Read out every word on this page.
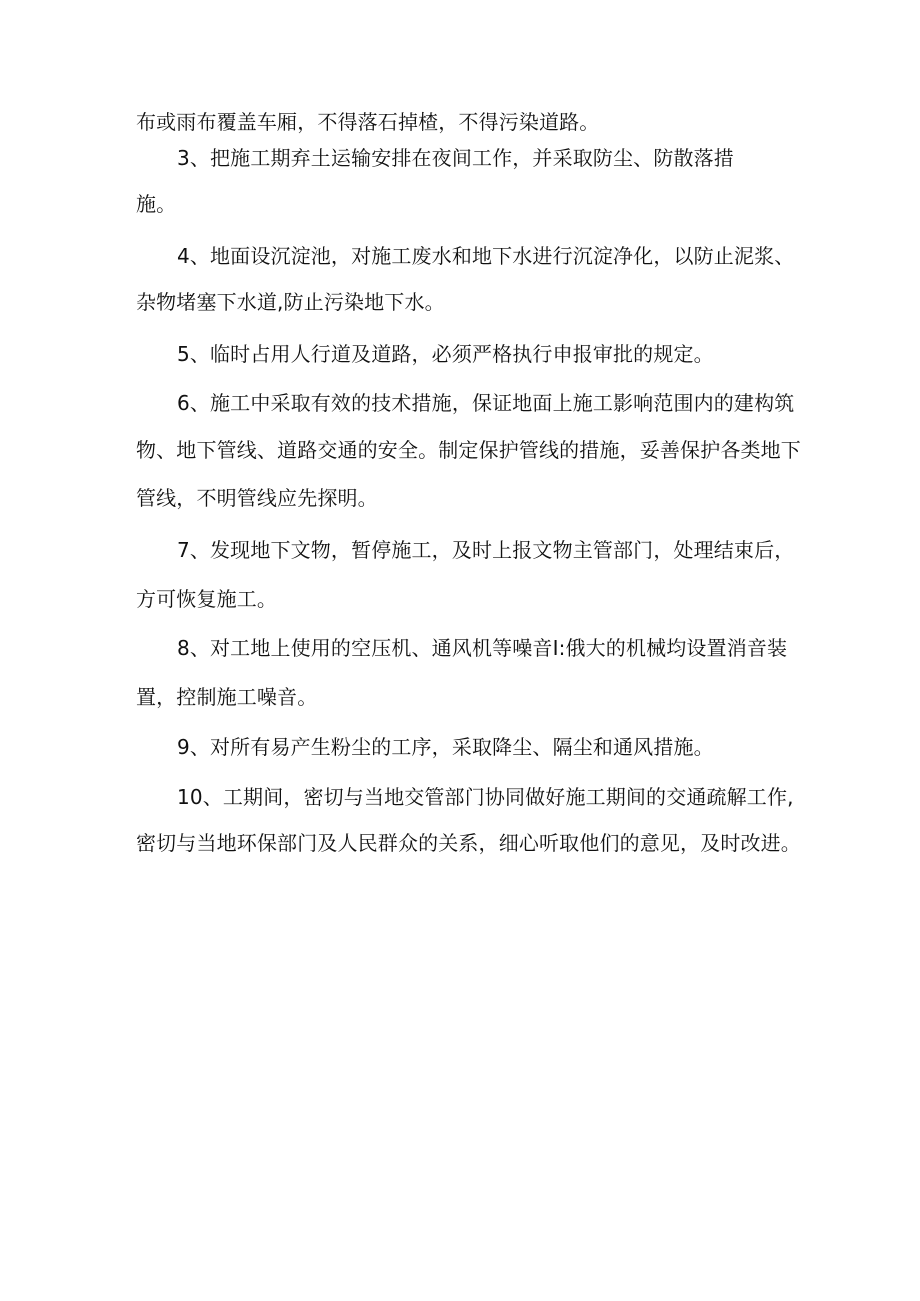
布或雨布覆盖车厢，不得落石掉楂，不得污染道路。
3、把施工期弃土运输安排在夜间工作，并采取防尘、防散落措
施。
4、地面设沉淀池，对施工废水和地下水进行沉淀净化，以防止泥浆、
杂物堵塞下水道,防止污染地下水。
5、临时占用人行道及道路，必须严格执行申报审批的规定。
6、施工中采取有效的技术措施，保证地面上施工影响范围内的建构筑
物、地下管线、道路交通的安全。制定保护管线的措施，妥善保护各类地下
管线，不明管线应先探明。
7、发现地下文物，暂停施工，及时上报文物主管部门，处理结束后，
方可恢复施工。
8、对工地上使用的空压机、通风机等噪音I:俄大的机械均设置消音装
置，控制施工噪音。
9、对所有易产生粉尘的工序，采取降尘、隔尘和通风措施。
10、工期间，密切与当地交管部门协同做好施工期间的交通疏解工作,
密切与当地环保部门及人民群众的关系，细心听取他们的意见，及时改进。
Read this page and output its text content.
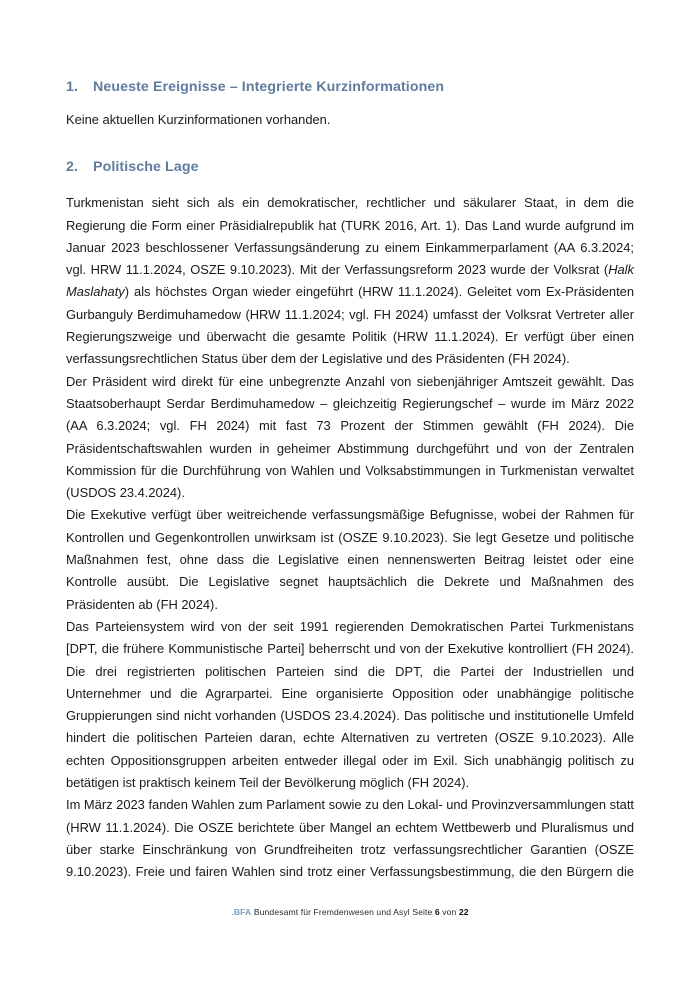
1.	Neueste Ereignisse – Integrierte Kurzinformationen

Keine aktuellen Kurzinformationen vorhanden.

2.	Politische Lage

Turkmenistan sieht sich als ein demokratischer, rechtlicher und säkularer Staat, in dem die Regierung die Form einer Präsidialrepublik hat (TURK 2016, Art. 1). Das Land wurde aufgrund im Januar 2023 beschlossener Verfassungsänderung zu einem Einkammerparlament (AA 6.3.2024; vgl. HRW 11.1.2024, OSZE 9.10.2023). Mit der Verfassungsreform 2023 wurde der Volksrat (Halk Maslahaty) als höchstes Organ wieder eingeführt (HRW 11.1.2024). Geleitet vom Ex-Präsidenten Gurbanguly Berdimuhamedow (HRW 11.1.2024; vgl. FH 2024) umfasst der Volksrat Vertreter aller Regierungszweige und überwacht die gesamte Politik (HRW 11.1.2024). Er verfügt über einen verfassungsrechtlichen Status über dem der Legislative und des Präsidenten (FH 2024).

Der Präsident wird direkt für eine unbegrenzte Anzahl von siebenjähriger Amtszeit gewählt. Das Staatsoberhaupt Serdar Berdimuhamedow – gleichzeitig Regierungschef – wurde im März 2022 (AA 6.3.2024; vgl. FH 2024) mit fast 73 Prozent der Stimmen gewählt (FH 2024). Die Präsidentschaftswahlen wurden in geheimer Abstimmung durchgeführt und von der Zentralen Kommission für die Durchführung von Wahlen und Volksabstimmungen in Turkmenistan verwaltet (USDOS 23.4.2024).

Die Exekutive verfügt über weitreichende verfassungsmäßige Befugnisse, wobei der Rahmen für Kontrollen und Gegenkontrollen unwirksam ist (OSZE 9.10.2023). Sie legt Gesetze und politische Maßnahmen fest, ohne dass die Legislative einen nennenswerten Beitrag leistet oder eine Kontrolle ausübt. Die Legislative segnet hauptsächlich die Dekrete und Maßnahmen des Präsidenten ab (FH 2024).

Das Parteiensystem wird von der seit 1991 regierenden Demokratischen Partei Turkmenistans [DPT, die frühere Kommunistische Partei] beherrscht und von der Exekutive kontrolliert (FH 2024). Die drei registrierten politischen Parteien sind die DPT, die Partei der Industriellen und Unternehmer und die Agrarpartei. Eine organisierte Opposition oder unabhängige politische Gruppierungen sind nicht vorhanden (USDOS 23.4.2024). Das politische und institutionelle Umfeld hindert die politischen Parteien daran, echte Alternativen zu vertreten (OSZE 9.10.2023). Alle echten Oppositionsgruppen arbeiten entweder illegal oder im Exil. Sich unabhängig politisch zu betätigen ist praktisch keinem Teil der Bevölkerung möglich (FH 2024).

Im März 2023 fanden Wahlen zum Parlament sowie zu den Lokal- und Provinzversammlungen statt (HRW 11.1.2024). Die OSZE berichtete über Mangel an echtem Wettbewerb und Pluralismus und über starke Einschränkung von Grundfreiheiten trotz verfassungsrechtlicher Garantien (OSZE 9.10.2023). Freie und fairen Wahlen sind trotz einer Verfassungsbestimmung, die den Bürgern die

.BFA Bundesamt für Fremdenwesen und Asyl Seite 6 von 22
★ ★ ★
Problem description:
Reproduce every line above as written, skipping pictures.

Response to this exercise:
Read out every word on this page.
布或雨布覆盖车厢，不得落石掉楂，不得污染道路。
3、把施工期弃土运输安排在夜间工作，并采取防尘、防散落措
施。
4、地面设沉淀池，对施工废水和地下水进行沉淀净化，以防止泥浆、
杂物堵塞下水道,防止污染地下水。
5、临时占用人行道及道路，必须严格执行申报审批的规定。
6、施工中采取有效的技术措施，保证地面上施工影响范围内的建构筑
物、地下管线、道路交通的安全。制定保护管线的措施，妥善保护各类地下
管线，不明管线应先探明。
7、发现地下文物，暂停施工，及时上报文物主管部门，处理结束后，
方可恢复施工。
8、对工地上使用的空压机、通风机等噪音I:俄大的机械均设置消音装
置，控制施工噪音。
9、对所有易产生粉尘的工序，采取降尘、隔尘和通风措施。
10、工期间，密切与当地交管部门协同做好施工期间的交通疏解工作,
密切与当地环保部门及人民群众的关系，细心听取他们的意见，及时改进。
Read this page and output its text content.
1.	Neueste Ereignisse – Integrierte Kurzinformationen

Keine aktuellen Kurzinformationen vorhanden.

2.	Politische Lage

Turkmenistan sieht sich als ein demokratischer, rechtlicher und säkularer Staat, in dem die Regierung die Form einer Präsidialrepublik hat (TURK 2016, Art. 1). Das Land wurde aufgrund im Januar 2023 beschlossener Verfassungsänderung zu einem Einkammerparlament (AA 6.3.2024; vgl. HRW 11.1.2024, OSZE 9.10.2023). Mit der Verfassungsreform 2023 wurde der Volksrat (Halk Maslahaty) als höchstes Organ wieder eingeführt (HRW 11.1.2024). Geleitet vom Ex-Präsidenten Gurbanguly Berdimuhamedow (HRW 11.1.2024; vgl. FH 2024) umfasst der Volksrat Vertreter aller Regierungszweige und überwacht die gesamte Politik (HRW 11.1.2024). Er verfügt über einen verfassungsrechtlichen Status über dem der Legislative und des Präsidenten (FH 2024).

Der Präsident wird direkt für eine unbegrenzte Anzahl von siebenjähriger Amtszeit gewählt. Das Staatsoberhaupt Serdar Berdimuhamedow – gleichzeitig Regierungschef – wurde im März 2022 (AA 6.3.2024; vgl. FH 2024) mit fast 73 Prozent der Stimmen gewählt (FH 2024). Die Präsidentschaftswahlen wurden in geheimer Abstimmung durchgeführt und von der Zentralen Kommission für die Durchführung von Wahlen und Volksabstimmungen in Turkmenistan verwaltet (USDOS 23.4.2024).

Die Exekutive verfügt über weitreichende verfassungsmäßige Befugnisse, wobei der Rahmen für Kontrollen und Gegenkontrollen unwirksam ist (OSZE 9.10.2023). Sie legt Gesetze und politische Maßnahmen fest, ohne dass die Legislative einen nennenswerten Beitrag leistet oder eine Kontrolle ausübt. Die Legislative segnet hauptsächlich die Dekrete und Maßnahmen des Präsidenten ab (FH 2024).

Das Parteiensystem wird von der seit 1991 regierenden Demokratischen Partei Turkmenistans [DPT, die frühere Kommunistische Partei] beherrscht und von der Exekutive kontrolliert (FH 2024). Die drei registrierten politischen Parteien sind die DPT, die Partei der Industriellen und Unternehmer und die Agrarpartei. Eine organisierte Opposition oder unabhängige politische Gruppierungen sind nicht vorhanden (USDOS 23.4.2024). Das politische und institutionelle Umfeld hindert die politischen Parteien daran, echte Alternativen zu vertreten (OSZE 9.10.2023). Alle echten Oppositionsgruppen arbeiten entweder illegal oder im Exil. Sich unabhängig politisch zu betätigen ist praktisch keinem Teil der Bevölkerung möglich (FH 2024).

Im März 2023 fanden Wahlen zum Parlament sowie zu den Lokal- und Provinzversammlungen statt (HRW 11.1.2024). Die OSZE berichtete über Mangel an echtem Wettbewerb und Pluralismus und über starke Einschränkung von Grundfreiheiten trotz verfassungsrechtlicher Garantien (OSZE 9.10.2023). Freie und fairen Wahlen sind trotz einer Verfassungsbestimmung, die den Bürgern die

.BFA Bundesamt für Fremdenwesen und Asyl Seite 6 von 22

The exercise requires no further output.